PROBLEM TO SOLVE:
Please reproduce the items from their start through the line that contains "- denominator: 3: [598, 1200, 628, 1236]", character for character, with both ends included.

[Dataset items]
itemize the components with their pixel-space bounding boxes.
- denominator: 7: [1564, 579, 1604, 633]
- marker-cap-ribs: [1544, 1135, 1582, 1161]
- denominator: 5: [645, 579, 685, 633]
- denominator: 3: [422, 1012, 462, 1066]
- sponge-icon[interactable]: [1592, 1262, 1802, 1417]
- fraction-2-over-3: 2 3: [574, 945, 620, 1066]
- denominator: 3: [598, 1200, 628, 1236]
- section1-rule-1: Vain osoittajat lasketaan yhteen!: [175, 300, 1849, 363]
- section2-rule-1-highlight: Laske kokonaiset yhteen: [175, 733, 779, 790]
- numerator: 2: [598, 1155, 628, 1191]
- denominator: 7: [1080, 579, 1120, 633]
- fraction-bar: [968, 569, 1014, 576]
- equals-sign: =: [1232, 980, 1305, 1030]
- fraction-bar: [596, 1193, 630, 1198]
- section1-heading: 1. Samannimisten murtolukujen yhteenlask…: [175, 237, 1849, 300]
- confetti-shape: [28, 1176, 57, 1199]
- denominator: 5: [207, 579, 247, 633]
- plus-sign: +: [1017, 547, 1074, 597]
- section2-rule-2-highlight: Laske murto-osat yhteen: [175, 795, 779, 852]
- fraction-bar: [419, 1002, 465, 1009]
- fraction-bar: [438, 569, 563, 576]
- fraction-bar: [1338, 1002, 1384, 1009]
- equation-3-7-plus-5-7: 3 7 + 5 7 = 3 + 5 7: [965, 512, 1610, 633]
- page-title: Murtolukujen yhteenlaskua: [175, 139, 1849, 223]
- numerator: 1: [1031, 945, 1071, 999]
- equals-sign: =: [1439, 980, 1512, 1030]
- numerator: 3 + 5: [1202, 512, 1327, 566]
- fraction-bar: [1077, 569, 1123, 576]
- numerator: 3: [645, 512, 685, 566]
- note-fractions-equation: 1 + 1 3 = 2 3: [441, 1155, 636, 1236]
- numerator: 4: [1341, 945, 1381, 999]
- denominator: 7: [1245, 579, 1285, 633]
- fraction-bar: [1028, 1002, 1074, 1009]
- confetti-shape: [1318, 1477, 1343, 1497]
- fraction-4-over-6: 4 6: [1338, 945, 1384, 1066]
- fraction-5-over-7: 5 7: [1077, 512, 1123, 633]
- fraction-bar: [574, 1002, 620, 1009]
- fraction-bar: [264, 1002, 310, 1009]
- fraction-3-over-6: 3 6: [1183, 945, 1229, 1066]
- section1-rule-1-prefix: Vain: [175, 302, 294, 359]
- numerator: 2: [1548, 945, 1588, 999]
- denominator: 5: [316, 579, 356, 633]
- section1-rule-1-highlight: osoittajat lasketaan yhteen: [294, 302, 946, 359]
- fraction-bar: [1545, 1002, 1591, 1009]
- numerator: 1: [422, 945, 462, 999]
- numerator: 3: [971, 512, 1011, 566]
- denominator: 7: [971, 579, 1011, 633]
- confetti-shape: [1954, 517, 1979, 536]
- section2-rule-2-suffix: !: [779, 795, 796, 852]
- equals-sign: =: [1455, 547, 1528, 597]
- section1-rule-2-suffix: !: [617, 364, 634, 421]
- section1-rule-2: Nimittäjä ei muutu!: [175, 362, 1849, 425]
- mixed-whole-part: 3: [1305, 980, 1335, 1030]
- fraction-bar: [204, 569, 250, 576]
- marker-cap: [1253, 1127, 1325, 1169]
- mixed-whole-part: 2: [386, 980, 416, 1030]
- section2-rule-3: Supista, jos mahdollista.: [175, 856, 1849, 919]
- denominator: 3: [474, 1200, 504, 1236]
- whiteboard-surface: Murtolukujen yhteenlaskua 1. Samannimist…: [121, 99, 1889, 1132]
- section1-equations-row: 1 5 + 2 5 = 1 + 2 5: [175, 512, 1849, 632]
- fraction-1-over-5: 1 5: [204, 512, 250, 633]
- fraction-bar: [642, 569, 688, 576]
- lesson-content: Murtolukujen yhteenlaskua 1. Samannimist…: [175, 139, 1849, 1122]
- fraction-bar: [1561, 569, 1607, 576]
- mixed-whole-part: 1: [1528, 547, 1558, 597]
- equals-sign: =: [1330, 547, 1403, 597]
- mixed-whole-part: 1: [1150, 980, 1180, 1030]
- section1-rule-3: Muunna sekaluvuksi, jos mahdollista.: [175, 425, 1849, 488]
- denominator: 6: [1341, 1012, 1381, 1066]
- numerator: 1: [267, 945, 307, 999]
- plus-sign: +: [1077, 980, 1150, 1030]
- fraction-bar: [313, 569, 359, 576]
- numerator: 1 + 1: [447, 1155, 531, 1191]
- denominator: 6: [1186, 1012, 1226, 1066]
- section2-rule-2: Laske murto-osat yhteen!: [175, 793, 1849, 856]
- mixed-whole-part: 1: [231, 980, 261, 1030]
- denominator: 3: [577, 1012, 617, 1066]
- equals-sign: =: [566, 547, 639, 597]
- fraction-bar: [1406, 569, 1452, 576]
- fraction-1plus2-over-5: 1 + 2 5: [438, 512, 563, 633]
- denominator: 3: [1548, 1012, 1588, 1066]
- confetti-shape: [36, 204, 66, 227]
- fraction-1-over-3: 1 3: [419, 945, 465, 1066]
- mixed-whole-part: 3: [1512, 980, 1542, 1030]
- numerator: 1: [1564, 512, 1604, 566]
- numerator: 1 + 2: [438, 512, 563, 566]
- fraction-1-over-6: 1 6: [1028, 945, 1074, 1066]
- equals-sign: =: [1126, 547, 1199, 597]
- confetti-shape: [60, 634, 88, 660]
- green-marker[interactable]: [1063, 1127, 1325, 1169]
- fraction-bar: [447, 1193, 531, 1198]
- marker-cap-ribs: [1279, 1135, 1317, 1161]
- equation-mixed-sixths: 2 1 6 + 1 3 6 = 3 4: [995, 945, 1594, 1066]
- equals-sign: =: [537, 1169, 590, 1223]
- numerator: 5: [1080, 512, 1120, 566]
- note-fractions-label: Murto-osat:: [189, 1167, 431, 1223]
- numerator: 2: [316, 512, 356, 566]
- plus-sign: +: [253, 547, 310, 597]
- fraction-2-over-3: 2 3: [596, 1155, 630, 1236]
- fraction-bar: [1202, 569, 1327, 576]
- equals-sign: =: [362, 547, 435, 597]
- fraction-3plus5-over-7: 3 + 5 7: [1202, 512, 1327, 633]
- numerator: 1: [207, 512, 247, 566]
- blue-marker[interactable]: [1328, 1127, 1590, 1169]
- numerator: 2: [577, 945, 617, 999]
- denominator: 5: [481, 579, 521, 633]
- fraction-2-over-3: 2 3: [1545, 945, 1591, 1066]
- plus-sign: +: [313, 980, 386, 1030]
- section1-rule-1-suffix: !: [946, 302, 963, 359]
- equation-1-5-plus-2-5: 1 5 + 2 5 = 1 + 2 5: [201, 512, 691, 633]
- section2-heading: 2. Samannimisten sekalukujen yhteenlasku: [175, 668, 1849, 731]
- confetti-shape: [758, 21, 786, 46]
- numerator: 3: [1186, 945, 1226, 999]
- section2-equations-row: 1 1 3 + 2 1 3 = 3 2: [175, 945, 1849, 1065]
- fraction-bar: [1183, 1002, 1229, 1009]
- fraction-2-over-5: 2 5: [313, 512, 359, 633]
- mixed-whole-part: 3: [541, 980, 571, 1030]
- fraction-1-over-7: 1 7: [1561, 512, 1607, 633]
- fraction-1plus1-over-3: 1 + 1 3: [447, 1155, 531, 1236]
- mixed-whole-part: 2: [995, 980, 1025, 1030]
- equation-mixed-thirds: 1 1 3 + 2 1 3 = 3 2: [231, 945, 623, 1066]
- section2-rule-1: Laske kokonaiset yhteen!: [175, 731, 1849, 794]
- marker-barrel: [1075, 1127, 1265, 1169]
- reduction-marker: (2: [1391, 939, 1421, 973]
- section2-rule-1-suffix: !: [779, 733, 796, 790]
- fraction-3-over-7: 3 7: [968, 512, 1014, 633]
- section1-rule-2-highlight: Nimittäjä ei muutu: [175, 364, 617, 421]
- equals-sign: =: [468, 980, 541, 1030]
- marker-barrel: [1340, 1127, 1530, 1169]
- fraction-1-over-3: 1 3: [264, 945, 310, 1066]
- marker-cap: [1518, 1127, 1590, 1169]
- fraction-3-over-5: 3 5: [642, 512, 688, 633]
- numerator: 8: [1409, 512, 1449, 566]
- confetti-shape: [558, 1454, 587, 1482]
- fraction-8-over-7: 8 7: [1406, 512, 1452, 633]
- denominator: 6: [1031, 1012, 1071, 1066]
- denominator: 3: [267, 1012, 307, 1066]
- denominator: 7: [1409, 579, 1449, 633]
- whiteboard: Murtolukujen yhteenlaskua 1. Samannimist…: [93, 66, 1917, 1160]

RESULT FOR THIS TASK:
itemize the components with their pixel-space bounding boxes.
- denominator: 7: [1564, 579, 1604, 633]
- marker-cap-ribs: [1544, 1135, 1582, 1161]
- denominator: 5: [645, 579, 685, 633]
- denominator: 3: [422, 1012, 462, 1066]
- sponge-icon[interactable]: [1592, 1262, 1802, 1417]
- fraction-2-over-3: 2 3: [574, 945, 620, 1066]
- denominator: 3: [598, 1200, 628, 1236]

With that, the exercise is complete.